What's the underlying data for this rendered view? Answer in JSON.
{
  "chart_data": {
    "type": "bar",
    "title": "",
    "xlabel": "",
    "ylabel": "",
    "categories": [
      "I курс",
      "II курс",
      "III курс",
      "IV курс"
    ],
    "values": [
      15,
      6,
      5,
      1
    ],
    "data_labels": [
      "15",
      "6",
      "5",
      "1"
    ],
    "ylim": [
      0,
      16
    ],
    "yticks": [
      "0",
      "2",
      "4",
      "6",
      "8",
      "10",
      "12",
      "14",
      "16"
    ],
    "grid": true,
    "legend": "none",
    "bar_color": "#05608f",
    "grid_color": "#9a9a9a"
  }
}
──────
# [Exercise aim]
Transcribe every record above exactly as it appears.

# [Expected output]
What's the underlying data for this rendered view? Answer in JSON.
{
  "chart_data": {
    "type": "bar",
    "title": "",
    "xlabel": "",
    "ylabel": "",
    "categories": [
      "I курс",
      "II курс",
      "III курс",
      "IV курс"
    ],
    "values": [
      15,
      6,
      5,
      1
    ],
    "data_labels": [
      "15",
      "6",
      "5",
      "1"
    ],
    "ylim": [
      0,
      16
    ],
    "yticks": [
      "0",
      "2",
      "4",
      "6",
      "8",
      "10",
      "12",
      "14",
      "16"
    ],
    "grid": true,
    "legend": "none",
    "bar_color": "#05608f",
    "grid_color": "#9a9a9a"
  }
}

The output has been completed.